**Exercise requirements**
Reproduce the lines of the material exactly, excluding every image.

**Exercise materials**
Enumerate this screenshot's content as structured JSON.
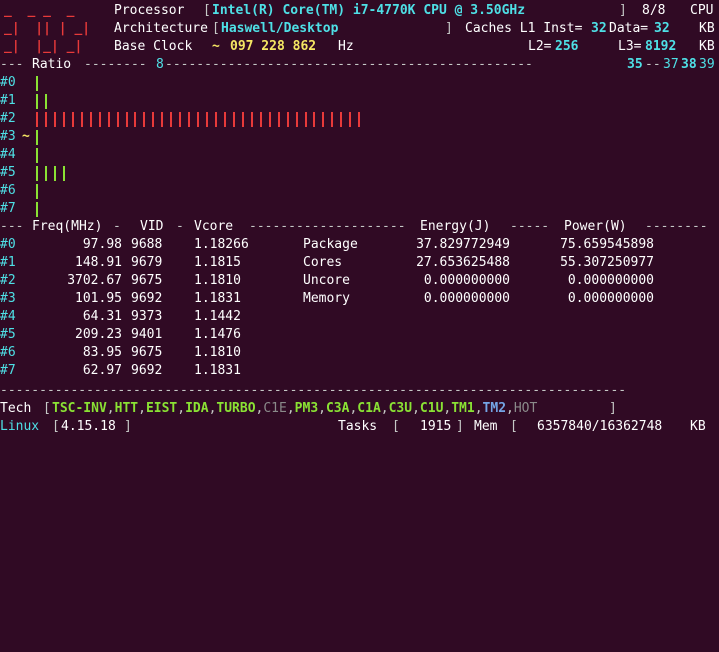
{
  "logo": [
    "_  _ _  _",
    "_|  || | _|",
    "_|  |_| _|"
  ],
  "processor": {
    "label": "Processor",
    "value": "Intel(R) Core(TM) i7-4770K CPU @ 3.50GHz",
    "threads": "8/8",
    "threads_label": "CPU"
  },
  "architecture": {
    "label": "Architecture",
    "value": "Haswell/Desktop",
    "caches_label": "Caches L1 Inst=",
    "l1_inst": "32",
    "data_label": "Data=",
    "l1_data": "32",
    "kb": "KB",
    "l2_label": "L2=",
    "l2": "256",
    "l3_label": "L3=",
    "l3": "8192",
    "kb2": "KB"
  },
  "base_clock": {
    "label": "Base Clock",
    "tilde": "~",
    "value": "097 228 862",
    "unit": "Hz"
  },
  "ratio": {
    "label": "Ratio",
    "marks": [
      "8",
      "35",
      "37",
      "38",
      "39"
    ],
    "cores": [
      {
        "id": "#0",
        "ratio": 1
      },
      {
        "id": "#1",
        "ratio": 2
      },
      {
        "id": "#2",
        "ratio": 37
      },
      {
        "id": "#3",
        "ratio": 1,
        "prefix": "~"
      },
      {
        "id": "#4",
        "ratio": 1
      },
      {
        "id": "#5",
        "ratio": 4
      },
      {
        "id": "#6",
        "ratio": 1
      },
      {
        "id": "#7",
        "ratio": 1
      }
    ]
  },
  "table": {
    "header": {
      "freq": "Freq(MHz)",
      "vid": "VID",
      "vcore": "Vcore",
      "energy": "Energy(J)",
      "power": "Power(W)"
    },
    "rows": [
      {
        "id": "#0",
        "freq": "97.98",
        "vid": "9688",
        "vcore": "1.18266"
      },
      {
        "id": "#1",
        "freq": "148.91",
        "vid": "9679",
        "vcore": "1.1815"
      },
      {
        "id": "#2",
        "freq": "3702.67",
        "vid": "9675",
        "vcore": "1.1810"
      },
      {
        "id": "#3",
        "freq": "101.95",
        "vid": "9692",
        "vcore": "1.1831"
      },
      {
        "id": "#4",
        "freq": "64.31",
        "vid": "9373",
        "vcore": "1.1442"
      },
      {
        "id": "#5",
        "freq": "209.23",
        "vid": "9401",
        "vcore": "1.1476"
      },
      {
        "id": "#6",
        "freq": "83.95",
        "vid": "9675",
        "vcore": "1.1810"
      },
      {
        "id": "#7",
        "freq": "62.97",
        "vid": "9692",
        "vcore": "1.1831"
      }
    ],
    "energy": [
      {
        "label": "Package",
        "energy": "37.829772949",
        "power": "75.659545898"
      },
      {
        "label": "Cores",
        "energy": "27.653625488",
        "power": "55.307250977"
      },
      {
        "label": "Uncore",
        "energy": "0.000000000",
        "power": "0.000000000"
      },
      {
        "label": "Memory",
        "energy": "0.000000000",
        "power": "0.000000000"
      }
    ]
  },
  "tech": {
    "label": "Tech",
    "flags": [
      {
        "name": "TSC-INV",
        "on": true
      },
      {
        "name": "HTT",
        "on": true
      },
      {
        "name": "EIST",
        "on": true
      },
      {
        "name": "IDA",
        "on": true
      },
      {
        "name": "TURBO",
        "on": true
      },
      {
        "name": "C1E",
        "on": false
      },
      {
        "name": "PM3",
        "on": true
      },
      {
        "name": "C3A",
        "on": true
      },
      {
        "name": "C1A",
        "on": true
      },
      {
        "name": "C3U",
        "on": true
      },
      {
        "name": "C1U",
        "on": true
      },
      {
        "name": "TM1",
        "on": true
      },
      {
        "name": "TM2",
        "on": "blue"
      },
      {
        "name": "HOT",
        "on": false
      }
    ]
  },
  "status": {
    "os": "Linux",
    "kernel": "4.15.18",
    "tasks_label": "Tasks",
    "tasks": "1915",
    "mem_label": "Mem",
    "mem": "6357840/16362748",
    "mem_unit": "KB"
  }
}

**Solution for this problem**
Enumerate this screenshot's content as structured JSON.
{
  "logo": [
    "_  _ _  _",
    "_|  || | _|",
    "_|  |_| _|"
  ],
  "processor": {
    "label": "Processor",
    "value": "Intel(R) Core(TM) i7-4770K CPU @ 3.50GHz",
    "threads": "8/8",
    "threads_label": "CPU"
  },
  "architecture": {
    "label": "Architecture",
    "value": "Haswell/Desktop",
    "caches_label": "Caches L1 Inst=",
    "l1_inst": "32",
    "data_label": "Data=",
    "l1_data": "32",
    "kb": "KB",
    "l2_label": "L2=",
    "l2": "256",
    "l3_label": "L3=",
    "l3": "8192",
    "kb2": "KB"
  },
  "base_clock": {
    "label": "Base Clock",
    "tilde": "~",
    "value": "097 228 862",
    "unit": "Hz"
  },
  "ratio": {
    "label": "Ratio",
    "marks": [
      "8",
      "35",
      "37",
      "38",
      "39"
    ],
    "cores": [
      {
        "id": "#0",
        "ratio": 1
      },
      {
        "id": "#1",
        "ratio": 2
      },
      {
        "id": "#2",
        "ratio": 37
      },
      {
        "id": "#3",
        "ratio": 1,
        "prefix": "~"
      },
      {
        "id": "#4",
        "ratio": 1
      },
      {
        "id": "#5",
        "ratio": 4
      },
      {
        "id": "#6",
        "ratio": 1
      },
      {
        "id": "#7",
        "ratio": 1
      }
    ]
  },
  "table": {
    "header": {
      "freq": "Freq(MHz)",
      "vid": "VID",
      "vcore": "Vcore",
      "energy": "Energy(J)",
      "power": "Power(W)"
    },
    "rows": [
      {
        "id": "#0",
        "freq": "97.98",
        "vid": "9688",
        "vcore": "1.18266"
      },
      {
        "id": "#1",
        "freq": "148.91",
        "vid": "9679",
        "vcore": "1.1815"
      },
      {
        "id": "#2",
        "freq": "3702.67",
        "vid": "9675",
        "vcore": "1.1810"
      },
      {
        "id": "#3",
        "freq": "101.95",
        "vid": "9692",
        "vcore": "1.1831"
      },
      {
        "id": "#4",
        "freq": "64.31",
        "vid": "9373",
        "vcore": "1.1442"
      },
      {
        "id": "#5",
        "freq": "209.23",
        "vid": "9401",
        "vcore": "1.1476"
      },
      {
        "id": "#6",
        "freq": "83.95",
        "vid": "9675",
        "vcore": "1.1810"
      },
      {
        "id": "#7",
        "freq": "62.97",
        "vid": "9692",
        "vcore": "1.1831"
      }
    ],
    "energy": [
      {
        "label": "Package",
        "energy": "37.829772949",
        "power": "75.659545898"
      },
      {
        "label": "Cores",
        "energy": "27.653625488",
        "power": "55.307250977"
      },
      {
        "label": "Uncore",
        "energy": "0.000000000",
        "power": "0.000000000"
      },
      {
        "label": "Memory",
        "energy": "0.000000000",
        "power": "0.000000000"
      }
    ]
  },
  "tech": {
    "label": "Tech",
    "flags": [
      {
        "name": "TSC-INV",
        "on": true
      },
      {
        "name": "HTT",
        "on": true
      },
      {
        "name": "EIST",
        "on": true
      },
      {
        "name": "IDA",
        "on": true
      },
      {
        "name": "TURBO",
        "on": true
      },
      {
        "name": "C1E",
        "on": false
      },
      {
        "name": "PM3",
        "on": true
      },
      {
        "name": "C3A",
        "on": true
      },
      {
        "name": "C1A",
        "on": true
      },
      {
        "name": "C3U",
        "on": true
      },
      {
        "name": "C1U",
        "on": true
      },
      {
        "name": "TM1",
        "on": true
      },
      {
        "name": "TM2",
        "on": "blue"
      },
      {
        "name": "HOT",
        "on": false
      }
    ]
  },
  "status": {
    "os": "Linux",
    "kernel": "4.15.18",
    "tasks_label": "Tasks",
    "tasks": "1915",
    "mem_label": "Mem",
    "mem": "6357840/16362748",
    "mem_unit": "KB"
  }
}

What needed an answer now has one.